**Document passage:**
_ _ _

All this while the more usual sects of Protestantism have set no such store by instantaneous conversion. For them as for the Catholic Church, Christ’s blood, the sacraments, and the individual’s ordinary religious duties are practically supposed to suffice to his salvation, even though no acute crisis of self‐despair and surrender followed by relief should be experienced. For Methodism, on the contrary, unless there have been a crisis of this sort, salvation is only offered, not effectively received, and Christ’s sacrifice in so far forth is incomplete. Methodism surely here follows, if not the healthier‐minded, yet on the whole the profounder spiritual instinct. The individual models which it has set up as typical and worthy of imitation are not only the more interesting dramatically, but psychologically they have been the more complete.

_ _ _

**Provided information:**
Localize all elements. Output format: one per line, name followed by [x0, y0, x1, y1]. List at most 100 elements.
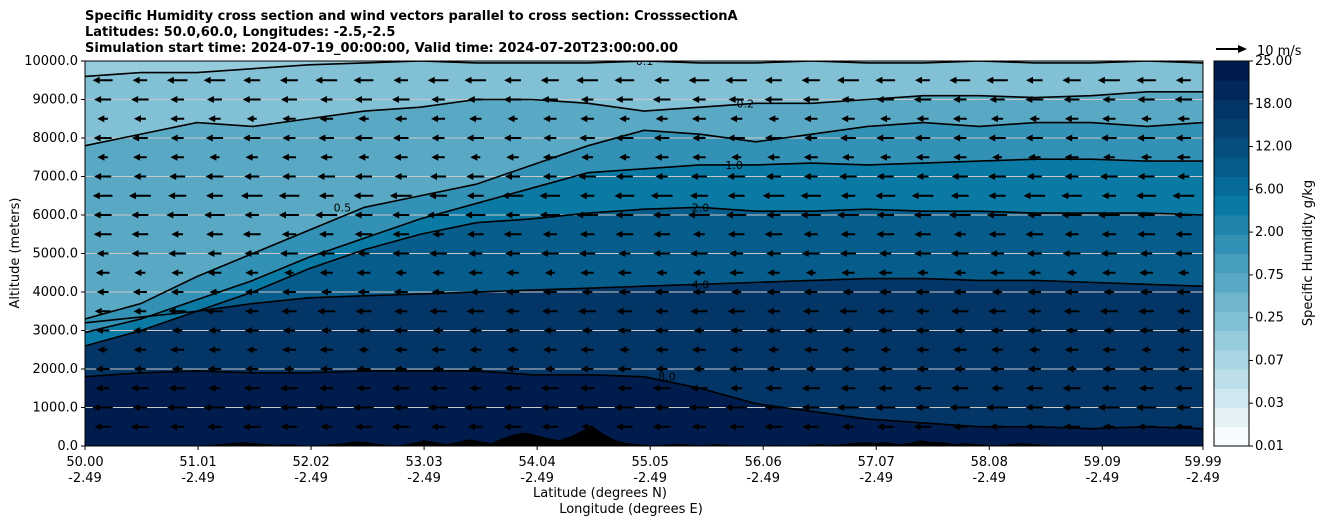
wind-vector-head	[1103, 288, 1111, 296]
wind-vector-head	[1062, 404, 1070, 411]
wind-vector-head	[96, 288, 104, 296]
wind-vector-head	[1174, 211, 1182, 219]
wind-vector-head	[653, 250, 661, 257]
wind-vector-head	[393, 404, 401, 411]
wind-vector-head	[430, 423, 438, 431]
wind-vector-head	[131, 230, 139, 238]
wind-vector-head	[1097, 404, 1105, 411]
wind-vector-head	[1025, 134, 1033, 142]
contour-line-0.5	[85, 121, 1203, 320]
wind-vector-head	[578, 173, 586, 180]
wind-vector-head	[432, 230, 440, 238]
wind-vector-head	[802, 307, 810, 315]
wind-vector-head	[470, 153, 478, 161]
wind-vector-head	[765, 173, 773, 180]
wind-vector-head	[1137, 423, 1145, 431]
wind-vector-head	[729, 269, 737, 277]
wind-vector-head	[242, 96, 250, 103]
wind-vector-head	[282, 115, 290, 123]
wind-vector-head	[282, 134, 290, 142]
wind-vector-head	[356, 384, 364, 392]
wind-vector-head	[95, 269, 103, 277]
wind-vector-head	[1025, 423, 1033, 431]
y-tick-label: 10000.0	[24, 54, 78, 69]
wind-vector-head	[801, 384, 809, 392]
wind-vector-head	[131, 250, 139, 257]
x-tick-label-lon: -2.49	[1085, 471, 1119, 486]
wind-vector-head	[391, 384, 399, 392]
wind-vector-head	[1102, 115, 1110, 123]
wind-vector-head	[655, 346, 663, 354]
wind-vector-head	[580, 96, 588, 103]
wind-vector-head	[507, 346, 515, 354]
wind-vector-head	[539, 211, 547, 219]
wind-vector-head	[653, 134, 661, 142]
wind-vector-head	[768, 115, 776, 123]
wind-vector-head	[691, 346, 699, 354]
wind-vector-head	[693, 327, 701, 334]
y-tick-label: 0.0	[57, 439, 78, 454]
wind-vector-head	[203, 76, 211, 84]
wind-vector-head	[730, 384, 738, 392]
wind-vector-head	[172, 327, 180, 334]
y-tick-label: 1000.0	[33, 401, 79, 416]
wind-vector-head	[132, 288, 140, 296]
colorbar-segment	[1214, 80, 1249, 100]
wind-vector-head	[652, 211, 660, 219]
y-tick-label: 2000.0	[33, 362, 79, 377]
wind-vector-head	[580, 115, 588, 123]
wind-vector-head	[1177, 115, 1185, 123]
x-tick-label-lon: -2.49	[520, 471, 554, 486]
wind-vector-head	[392, 250, 400, 257]
wind-vector-head	[655, 365, 663, 373]
contour-line-2.0	[85, 206, 1203, 347]
wind-vector-head	[468, 269, 476, 277]
wind-vector-head	[879, 250, 887, 257]
wind-vector-head	[133, 153, 141, 161]
wind-vector-head	[1140, 288, 1148, 296]
wind-vector-head	[539, 192, 547, 200]
colorbar-segment	[1214, 195, 1249, 216]
wind-vector-head	[1137, 230, 1145, 238]
wind-vector-head	[1101, 192, 1109, 200]
wind-vector-head	[503, 404, 511, 411]
wind-vector-head	[803, 173, 811, 180]
colorbar-tick-label: 25.00	[1255, 54, 1292, 69]
wind-vector-head	[391, 96, 399, 103]
wind-vector-head	[688, 76, 696, 84]
wind-vector-head	[97, 153, 105, 161]
wind-vector-head	[614, 76, 622, 84]
wind-vector-head	[1136, 404, 1144, 411]
wind-vector-head	[1029, 115, 1037, 123]
wind-vector-head	[246, 115, 254, 123]
wind-vector-head	[429, 384, 437, 392]
wind-vector-head	[353, 192, 361, 200]
wind-vector-head	[168, 384, 176, 392]
wind-vector-head	[913, 423, 921, 431]
wind-vector-head	[1100, 250, 1108, 257]
wind-vector-head	[877, 307, 885, 315]
wind-vector-head	[315, 404, 323, 411]
wind-vector-head	[915, 404, 923, 411]
x-tick-label-lat: 57.07	[858, 455, 895, 470]
wind-vector-head	[876, 173, 884, 180]
wind-vector-head	[837, 211, 845, 219]
wind-vector-head	[1102, 153, 1110, 161]
wind-vector-head	[506, 153, 514, 161]
wind-vector-head	[879, 288, 887, 296]
wind-vector-head	[952, 423, 960, 431]
wind-vector-head	[804, 134, 812, 142]
wind-vector-head	[803, 288, 811, 296]
wind-vector-head	[1139, 269, 1147, 277]
wind-vector-head	[615, 230, 623, 238]
wind-vector-head	[244, 250, 252, 257]
wind-vector-head	[836, 76, 844, 84]
wind-vector-head	[321, 327, 329, 334]
wind-vector-head	[208, 346, 216, 354]
wind-vector-head	[284, 269, 292, 277]
wind-vector-head	[950, 250, 958, 257]
colorbar-tick-label: 0.75	[1255, 268, 1284, 283]
wind-vector-head	[92, 404, 100, 411]
wind-vector-head	[278, 192, 286, 200]
wind-vector-head	[911, 192, 919, 200]
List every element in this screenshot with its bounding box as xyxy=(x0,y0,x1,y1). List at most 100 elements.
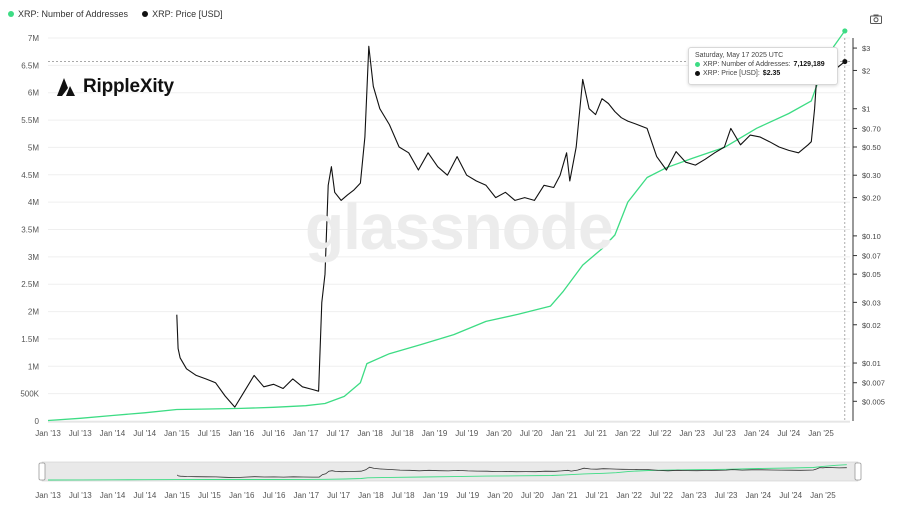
chart-tooltip: Saturday, May 17 2025 UTC XRP: Number of… xyxy=(688,47,838,85)
price-legend-dot xyxy=(142,11,149,17)
x-tick-label: Jan '25 xyxy=(808,429,834,438)
tooltip-row-price: XRP: Price [USD]: $2.35 xyxy=(695,70,831,77)
y-right-tick-label: $0.10 xyxy=(862,232,881,241)
x-tick-label: Jan '18 xyxy=(357,429,383,438)
x-tick-label: Jul '13 xyxy=(69,429,92,438)
y-left-tick-label: 500K xyxy=(20,390,39,399)
tooltip-price-dot xyxy=(695,71,700,76)
x-tick-label: Jul '20 xyxy=(520,429,543,438)
y-right-tick-label: $1 xyxy=(862,105,870,114)
navigator-handle-left[interactable] xyxy=(38,462,46,481)
x-tick-label: Jan '14 xyxy=(100,429,126,438)
y-right-tick-label: $0.03 xyxy=(862,298,881,307)
tooltip-addresses-label: XRP: Number of Addresses: xyxy=(703,61,791,68)
logo-text: RippleXity xyxy=(83,76,174,97)
addresses-series-line xyxy=(47,30,846,422)
tooltip-addresses-dot xyxy=(695,62,700,67)
legend-label-addresses: XRP: Number of Addresses xyxy=(18,9,129,19)
navigator-handle-right[interactable] xyxy=(854,462,862,481)
y-right-tick-label: $0.30 xyxy=(862,171,881,180)
y-right-tick-label: $2 xyxy=(862,66,870,75)
y-right-tick-label: $0.02 xyxy=(862,321,881,330)
tooltip-addresses-value: 7,129,189 xyxy=(793,61,825,68)
tooltip-row-addresses: XRP: Number of Addresses: 7,129,189 xyxy=(695,61,831,68)
x-tick-label: Jan '23 xyxy=(679,429,705,438)
navigator-tick-label: Jan '13 xyxy=(35,491,61,500)
x-tick-label: Jan '22 xyxy=(615,429,641,438)
navigator-tick-label: Jul '18 xyxy=(392,491,415,500)
tooltip-price-label: XRP: Price [USD]: xyxy=(703,70,760,77)
y-left-tick-label: 1M xyxy=(28,362,39,371)
y-left-tick-label: 2.5M xyxy=(21,280,39,289)
navigator-tick-label: Jul '24 xyxy=(779,491,802,500)
tooltip-date: Saturday, May 17 2025 UTC xyxy=(695,52,784,59)
y-left-tick-label: 0 xyxy=(35,417,40,426)
tooltip-price-value: $2.35 xyxy=(762,70,781,77)
legend-item-price[interactable]: XRP: Price [USD] xyxy=(142,9,223,19)
y-left-tick-label: 4.5M xyxy=(21,171,39,180)
navigator-tick-label: Jul '19 xyxy=(456,491,479,500)
navigator-tick-label: Jan '19 xyxy=(423,491,449,500)
x-tick-label: Jul '16 xyxy=(262,429,285,438)
x-tick-label: Jan '17 xyxy=(293,429,319,438)
camera-icon[interactable] xyxy=(870,14,882,24)
navigator-tick-label: Jul '16 xyxy=(263,491,286,500)
y-left-tick-label: 5M xyxy=(28,143,39,152)
x-tick-label: Jan '13 xyxy=(35,429,61,438)
navigator-tick-label: Jan '16 xyxy=(229,491,255,500)
x-tick-label: Jul '14 xyxy=(133,429,156,438)
navigator-tick-label: Jan '17 xyxy=(294,491,320,500)
legend-item-addresses[interactable]: XRP: Number of Addresses xyxy=(8,9,128,19)
navigator-tick-label: Jul '20 xyxy=(521,491,544,500)
x-tick-label: Jul '15 xyxy=(198,429,221,438)
x-tick-label: Jan '16 xyxy=(228,429,254,438)
navigator-tick-label: Jul '21 xyxy=(585,491,608,500)
navigator-tick-label: Jul '13 xyxy=(69,491,92,500)
y-left-tick-label: 2M xyxy=(28,308,39,317)
y-left-tick-label: 1.5M xyxy=(21,335,39,344)
watermark-text: glassnode xyxy=(305,191,614,263)
navigator-tick-label: Jul '15 xyxy=(198,491,221,500)
x-tick-label: Jul '22 xyxy=(649,429,672,438)
x-tick-label: Jul '21 xyxy=(584,429,607,438)
navigator-tick-label: Jan '25 xyxy=(810,491,836,500)
y-left-tick-label: 3M xyxy=(28,253,39,262)
navigator-tick-label: Jul '23 xyxy=(715,491,738,500)
y-right-tick-label: $3 xyxy=(862,44,870,53)
y-right-tick-label: $0.07 xyxy=(862,252,881,261)
legend-label-price: XRP: Price [USD] xyxy=(152,9,223,19)
y-left-tick-label: 5.5M xyxy=(21,116,39,125)
y-left-tick-label: 3.5M xyxy=(21,226,39,235)
y-right-tick-label: $0.70 xyxy=(862,124,881,133)
navigator-tick-label: Jan '18 xyxy=(358,491,384,500)
navigator-tick-label: Jan '24 xyxy=(746,491,772,500)
x-tick-label: Jul '17 xyxy=(326,429,349,438)
navigator-tick-label: Jan '22 xyxy=(616,491,642,500)
y-right-tick-label: $0.05 xyxy=(862,270,881,279)
y-left-tick-label: 7M xyxy=(28,34,39,43)
price-end-marker xyxy=(842,58,848,65)
navigator-tick-label: Jul '14 xyxy=(133,491,156,500)
navigator-addresses-line xyxy=(47,464,847,481)
legend: XRP: Number of Addresses XRP: Price [USD… xyxy=(8,9,223,19)
x-tick-label: Jan '24 xyxy=(744,429,770,438)
navigator-track xyxy=(41,461,859,482)
y-left-tick-label: 6M xyxy=(28,89,39,98)
ripple-logo-icon xyxy=(57,78,75,96)
x-tick-label: Jul '19 xyxy=(455,429,478,438)
ripplexity-logo: RippleXity xyxy=(55,76,174,98)
y-left-tick-label: 4M xyxy=(28,198,39,207)
navigator-tick-label: Jan '14 xyxy=(100,491,126,500)
x-tick-label: Jul '18 xyxy=(391,429,414,438)
navigator-tick-label: Jan '23 xyxy=(681,491,707,500)
y-right-tick-label: $0.20 xyxy=(862,194,881,203)
navigator-tick-label: Jul '22 xyxy=(650,491,673,500)
x-tick-label: Jan '21 xyxy=(551,429,577,438)
y-left-tick-label: 6.5M xyxy=(21,61,39,70)
navigator-tick-label: Jan '21 xyxy=(552,491,578,500)
y-right-tick-label: $0.01 xyxy=(862,359,881,368)
navigator-tick-label: Jan '15 xyxy=(164,491,190,500)
y-right-tick-label: $0.50 xyxy=(862,143,881,152)
y-right-tick-label: $0.005 xyxy=(862,397,885,406)
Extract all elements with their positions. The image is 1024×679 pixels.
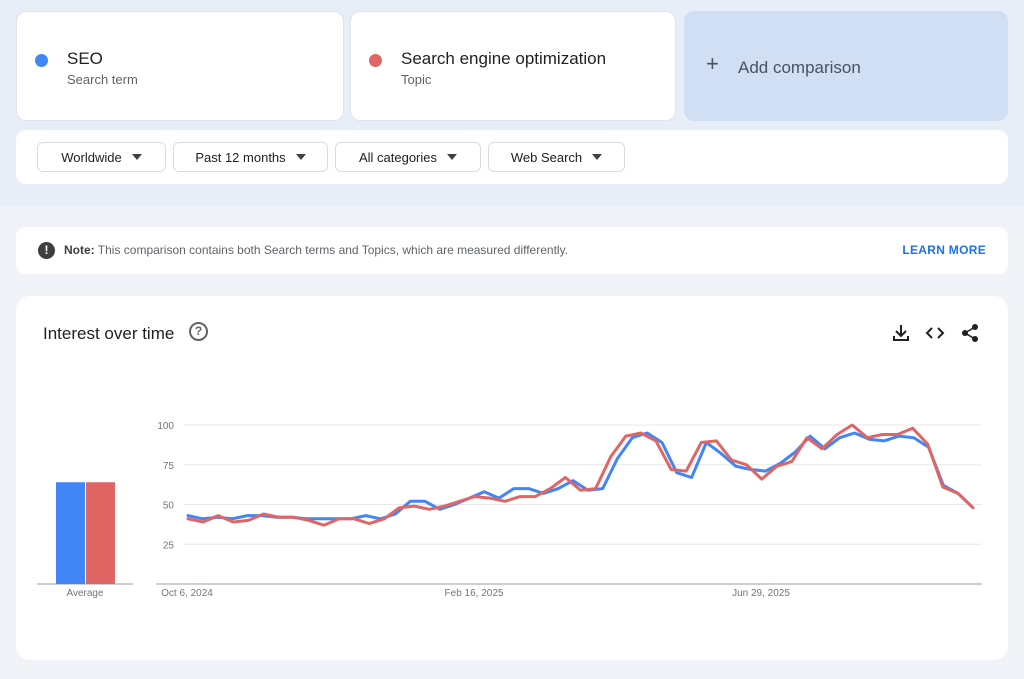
filter-bar: Worldwide Past 12 months All categories … (16, 130, 1008, 184)
add-comparison-label: Add comparison (738, 58, 861, 77)
plus-icon: + (706, 51, 719, 76)
region-filter[interactable]: Worldwide (37, 142, 166, 172)
search-type-filter-label: Web Search (510, 149, 583, 165)
chevron-down-icon (131, 154, 142, 160)
seo-color-dot (35, 54, 48, 67)
time-range-filter[interactable]: Past 12 months (173, 142, 328, 172)
interest-chart: 25 50 75 100 Oct 6, 2024 Feb 16, 2025 Jun 29, … (37, 421, 982, 599)
chart-title: Interest over time (43, 324, 175, 343)
chevron-down-icon (592, 154, 603, 160)
embed-code-icon[interactable] (924, 322, 946, 344)
note-text: Note: This comparison contains both Sear… (64, 243, 568, 257)
exclamation-icon: ! (38, 242, 55, 259)
term-name: SEO (67, 49, 103, 68)
series-line (186, 423, 975, 527)
category-filter[interactable]: All categories (335, 142, 481, 172)
chevron-down-icon (447, 154, 458, 160)
interest-over-time-card: Interest over time ? 25 50 75 100 Oct 6, 202… (16, 296, 1008, 660)
add-comparison-button[interactable]: + Add comparison (684, 11, 1008, 121)
search-type-filter[interactable]: Web Search (488, 142, 625, 172)
topic-color-dot (369, 54, 382, 67)
x-tick-label: Oct 6, 2024 (161, 588, 213, 599)
average-bar (86, 482, 115, 584)
average-bar (56, 482, 85, 584)
chevron-down-icon (295, 154, 306, 160)
x-tick-label: Jun 29, 2025 (732, 588, 790, 599)
region-filter-label: Worldwide (61, 149, 122, 165)
term-type: Search term (67, 72, 138, 87)
note-bar: ! Note: This comparison contains both Se… (16, 227, 1008, 274)
x-tick-label: Feb 16, 2025 (445, 588, 504, 599)
share-icon[interactable] (959, 322, 981, 344)
term-card-search-engine-optimization[interactable]: Search engine optimization Topic (350, 11, 676, 121)
series-line (186, 431, 975, 521)
y-tick-label: 100 (157, 421, 174, 432)
note-message: This comparison contains both Search ter… (94, 243, 569, 257)
time-range-filter-label: Past 12 months (195, 149, 286, 165)
term-name: Search engine optimization (401, 49, 607, 68)
y-tick-label: 50 (163, 501, 175, 512)
average-label: Average (66, 588, 104, 599)
term-card-seo[interactable]: SEO Search term (16, 11, 344, 121)
y-tick-label: 25 (163, 540, 175, 551)
term-type: Topic (401, 72, 432, 87)
download-icon[interactable] (890, 322, 912, 344)
category-filter-label: All categories (358, 149, 438, 165)
note-bold: Note: (64, 243, 95, 257)
help-icon[interactable]: ? (189, 322, 208, 341)
y-tick-label: 75 (163, 461, 175, 472)
learn-more-link[interactable]: LEARN MORE (902, 243, 986, 257)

_ _ _

**Set tasks:**
1 – In the passage on conversion, what reason is given for saying that Methodism follows the profounder spiritual instinct? Answer in one to three sentences.
2 – Answer these questions from the passage on conversion:
(a) What do the more usual Protestant sects and the Catholic Church suppose is enough for a person's salvation?
(b) What kind of crisis does the passage describe?
(c) According to Methodism, what is the status of salvation when no such crisis has occurred?

**Responses in order:**
1 – The passage points to the individual models Methodism has set up as typical and worthy of imitation. These models are more interesting dramatically, and psychologically they have been more complete.

2 –
(a) Christ's blood, the sacraments, and the individual's ordinary religious duties.
(b) An acute crisis of self-despair and surrender, followed by relief.
(c) Salvation is only offered, not effectively received, and Christ's sacrifice is to that extent incomplete.